* Goal: Output every entry exactly as given.

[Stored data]
--------------------------------

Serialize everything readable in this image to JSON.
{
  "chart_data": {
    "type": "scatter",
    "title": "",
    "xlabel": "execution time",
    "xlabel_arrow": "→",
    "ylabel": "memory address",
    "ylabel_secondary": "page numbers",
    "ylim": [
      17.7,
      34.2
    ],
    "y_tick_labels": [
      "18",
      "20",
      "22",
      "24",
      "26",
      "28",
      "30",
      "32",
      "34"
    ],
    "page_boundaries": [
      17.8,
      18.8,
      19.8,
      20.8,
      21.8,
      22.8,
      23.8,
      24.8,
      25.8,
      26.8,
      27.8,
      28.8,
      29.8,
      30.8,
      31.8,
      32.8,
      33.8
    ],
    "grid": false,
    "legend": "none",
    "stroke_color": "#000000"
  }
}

--------------------------------

* Final result:
Serialize everything readable in this image to JSON.
{
  "chart_data": {
    "type": "scatter",
    "title": "",
    "xlabel": "execution time",
    "xlabel_arrow": "→",
    "ylabel": "memory address",
    "ylabel_secondary": "page numbers",
    "ylim": [
      17.7,
      34.2
    ],
    "y_tick_labels": [
      "18",
      "20",
      "22",
      "24",
      "26",
      "28",
      "30",
      "32",
      "34"
    ],
    "page_boundaries": [
      17.8,
      18.8,
      19.8,
      20.8,
      21.8,
      22.8,
      23.8,
      24.8,
      25.8,
      26.8,
      27.8,
      28.8,
      29.8,
      30.8,
      31.8,
      32.8,
      33.8
    ],
    "grid": false,
    "legend": "none",
    "stroke_color": "#000000"
  }
}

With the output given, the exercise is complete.